Stored data
# # # #
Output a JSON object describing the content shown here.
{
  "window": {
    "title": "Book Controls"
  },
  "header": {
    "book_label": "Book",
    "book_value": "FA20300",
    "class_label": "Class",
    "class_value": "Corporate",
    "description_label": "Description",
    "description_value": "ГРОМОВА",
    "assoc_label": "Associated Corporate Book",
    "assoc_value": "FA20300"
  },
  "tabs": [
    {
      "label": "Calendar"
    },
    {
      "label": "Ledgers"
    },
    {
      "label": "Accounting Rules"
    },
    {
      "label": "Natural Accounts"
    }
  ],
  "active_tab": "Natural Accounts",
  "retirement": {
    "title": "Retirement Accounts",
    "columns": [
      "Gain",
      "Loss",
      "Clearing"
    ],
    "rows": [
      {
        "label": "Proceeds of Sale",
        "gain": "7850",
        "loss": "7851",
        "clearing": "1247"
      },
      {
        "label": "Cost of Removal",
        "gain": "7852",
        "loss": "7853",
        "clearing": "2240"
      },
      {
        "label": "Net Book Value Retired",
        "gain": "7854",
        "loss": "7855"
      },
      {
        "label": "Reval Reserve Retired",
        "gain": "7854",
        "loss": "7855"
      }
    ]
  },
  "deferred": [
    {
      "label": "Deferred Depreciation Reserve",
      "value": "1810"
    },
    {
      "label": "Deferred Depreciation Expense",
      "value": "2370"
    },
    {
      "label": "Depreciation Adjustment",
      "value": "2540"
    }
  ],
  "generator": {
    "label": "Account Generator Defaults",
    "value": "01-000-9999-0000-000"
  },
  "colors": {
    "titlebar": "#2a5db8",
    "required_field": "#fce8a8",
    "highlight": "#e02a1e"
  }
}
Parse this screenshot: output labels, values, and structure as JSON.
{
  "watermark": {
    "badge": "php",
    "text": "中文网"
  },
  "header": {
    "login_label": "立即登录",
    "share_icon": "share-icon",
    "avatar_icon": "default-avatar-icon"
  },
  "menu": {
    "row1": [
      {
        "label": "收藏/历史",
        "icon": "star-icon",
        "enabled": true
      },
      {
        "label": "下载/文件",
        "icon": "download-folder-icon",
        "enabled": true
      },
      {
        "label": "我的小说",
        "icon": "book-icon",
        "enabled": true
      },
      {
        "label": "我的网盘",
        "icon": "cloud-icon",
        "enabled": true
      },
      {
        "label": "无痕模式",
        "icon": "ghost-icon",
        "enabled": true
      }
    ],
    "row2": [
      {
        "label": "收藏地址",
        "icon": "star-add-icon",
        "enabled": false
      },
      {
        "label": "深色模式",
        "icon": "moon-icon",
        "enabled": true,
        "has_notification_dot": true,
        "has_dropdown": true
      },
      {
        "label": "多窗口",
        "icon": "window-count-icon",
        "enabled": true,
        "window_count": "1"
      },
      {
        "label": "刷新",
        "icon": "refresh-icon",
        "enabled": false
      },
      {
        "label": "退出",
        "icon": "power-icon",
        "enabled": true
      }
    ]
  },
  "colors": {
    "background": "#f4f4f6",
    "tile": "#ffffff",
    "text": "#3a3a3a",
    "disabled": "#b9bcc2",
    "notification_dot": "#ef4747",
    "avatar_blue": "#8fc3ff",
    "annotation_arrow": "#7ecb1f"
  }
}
# # # #
= STATED PROBLEM =
Please output the complete data exactly.

= COMPLETED EXERCISE =
Output a JSON object describing the content shown here.
{
  "window": {
    "title": "Book Controls"
  },
  "header": {
    "book_label": "Book",
    "book_value": "FA20300",
    "class_label": "Class",
    "class_value": "Corporate",
    "description_label": "Description",
    "description_value": "ГРОМОВА",
    "assoc_label": "Associated Corporate Book",
    "assoc_value": "FA20300"
  },
  "tabs": [
    {
      "label": "Calendar"
    },
    {
      "label": "Ledgers"
    },
    {
      "label": "Accounting Rules"
    },
    {
      "label": "Natural Accounts"
    }
  ],
  "active_tab": "Natural Accounts",
  "retirement": {
    "title": "Retirement Accounts",
    "columns": [
      "Gain",
      "Loss",
      "Clearing"
    ],
    "rows": [
      {
        "label": "Proceeds of Sale",
        "gain": "7850",
        "loss": "7851",
        "clearing": "1247"
      },
      {
        "label": "Cost of Removal",
        "gain": "7852",
        "loss": "7853",
        "clearing": "2240"
      },
      {
        "label": "Net Book Value Retired",
        "gain": "7854",
        "loss": "7855"
      },
      {
        "label": "Reval Reserve Retired",
        "gain": "7854",
        "loss": "7855"
      }
    ]
  },
  "deferred": [
    {
      "label": "Deferred Depreciation Reserve",
      "value": "1810"
    },
    {
      "label": "Deferred Depreciation Expense",
      "value": "2370"
    },
    {
      "label": "Depreciation Adjustment",
      "value": "2540"
    }
  ],
  "generator": {
    "label": "Account Generator Defaults",
    "value": "01-000-9999-0000-000"
  },
  "colors": {
    "titlebar": "#2a5db8",
    "required_field": "#fce8a8",
    "highlight": "#e02a1e"
  }
}
Parse this screenshot: output labels, values, and structure as JSON.
{
  "watermark": {
    "badge": "php",
    "text": "中文网"
  },
  "header": {
    "login_label": "立即登录",
    "share_icon": "share-icon",
    "avatar_icon": "default-avatar-icon"
  },
  "menu": {
    "row1": [
      {
        "label": "收藏/历史",
        "icon": "star-icon",
        "enabled": true
      },
      {
        "label": "下载/文件",
        "icon": "download-folder-icon",
        "enabled": true
      },
      {
        "label": "我的小说",
        "icon": "book-icon",
        "enabled": true
      },
      {
        "label": "我的网盘",
        "icon": "cloud-icon",
        "enabled": true
      },
      {
        "label": "无痕模式",
        "icon": "ghost-icon",
        "enabled": true
      }
    ],
    "row2": [
      {
        "label": "收藏地址",
        "icon": "star-add-icon",
        "enabled": false
      },
      {
        "label": "深色模式",
        "icon": "moon-icon",
        "enabled": true,
        "has_notification_dot": true,
        "has_dropdown": true
      },
      {
        "label": "多窗口",
        "icon": "window-count-icon",
        "enabled": true,
        "window_count": "1"
      },
      {
        "label": "刷新",
        "icon": "refresh-icon",
        "enabled": false
      },
      {
        "label": "退出",
        "icon": "power-icon",
        "enabled": true
      }
    ]
  },
  "colors": {
    "background": "#f4f4f6",
    "tile": "#ffffff",
    "text": "#3a3a3a",
    "disabled": "#b9bcc2",
    "notification_dot": "#ef4747",
    "avatar_blue": "#8fc3ff",
    "annotation_arrow": "#7ecb1f"
  }
}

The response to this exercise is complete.